Short task >> Pull out from the material below all lines with "title".

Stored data
+ + + +

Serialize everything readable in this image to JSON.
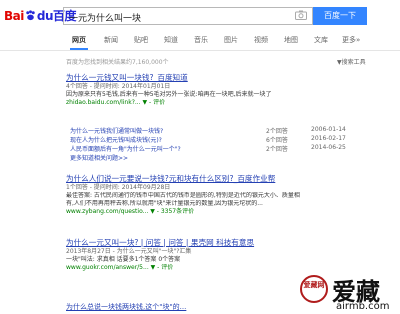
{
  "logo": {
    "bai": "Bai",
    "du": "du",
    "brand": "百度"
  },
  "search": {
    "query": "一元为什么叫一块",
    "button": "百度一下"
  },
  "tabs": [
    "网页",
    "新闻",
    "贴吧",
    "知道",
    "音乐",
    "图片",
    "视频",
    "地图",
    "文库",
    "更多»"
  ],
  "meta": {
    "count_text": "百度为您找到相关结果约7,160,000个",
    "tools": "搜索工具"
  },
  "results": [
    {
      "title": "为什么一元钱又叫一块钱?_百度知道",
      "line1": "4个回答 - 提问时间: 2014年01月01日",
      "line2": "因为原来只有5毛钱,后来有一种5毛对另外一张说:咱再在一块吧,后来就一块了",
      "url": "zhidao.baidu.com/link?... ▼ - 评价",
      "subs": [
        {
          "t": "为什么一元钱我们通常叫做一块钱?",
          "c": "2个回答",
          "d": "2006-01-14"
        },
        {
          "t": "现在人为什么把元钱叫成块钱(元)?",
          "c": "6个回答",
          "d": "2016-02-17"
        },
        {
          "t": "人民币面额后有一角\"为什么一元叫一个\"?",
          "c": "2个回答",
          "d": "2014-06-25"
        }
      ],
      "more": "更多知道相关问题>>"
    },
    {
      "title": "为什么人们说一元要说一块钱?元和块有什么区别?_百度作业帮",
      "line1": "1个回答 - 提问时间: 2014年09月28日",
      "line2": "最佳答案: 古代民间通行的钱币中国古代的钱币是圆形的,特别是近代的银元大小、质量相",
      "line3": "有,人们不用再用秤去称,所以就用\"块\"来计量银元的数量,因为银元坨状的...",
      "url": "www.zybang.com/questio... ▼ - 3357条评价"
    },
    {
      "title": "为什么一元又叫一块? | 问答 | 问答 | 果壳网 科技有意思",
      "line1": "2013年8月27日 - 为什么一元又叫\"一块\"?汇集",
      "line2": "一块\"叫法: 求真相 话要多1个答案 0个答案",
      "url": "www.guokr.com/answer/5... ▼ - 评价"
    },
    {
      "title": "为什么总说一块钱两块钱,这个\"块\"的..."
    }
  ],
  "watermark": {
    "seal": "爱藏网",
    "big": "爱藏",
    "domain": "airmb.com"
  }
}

+ + + +

Answer to this task >>
      "title": "为什么一元钱又叫一块钱?_百度知道",
      "title": "为什么人们说一元要说一块钱?元和块有什么区别?_百度作业帮",
      "title": "为什么一元又叫一块? | 问答 | 问答 | 果壳网 科技有意思",
      "title": "为什么总说一块钱两块钱,这个\"块\"的..."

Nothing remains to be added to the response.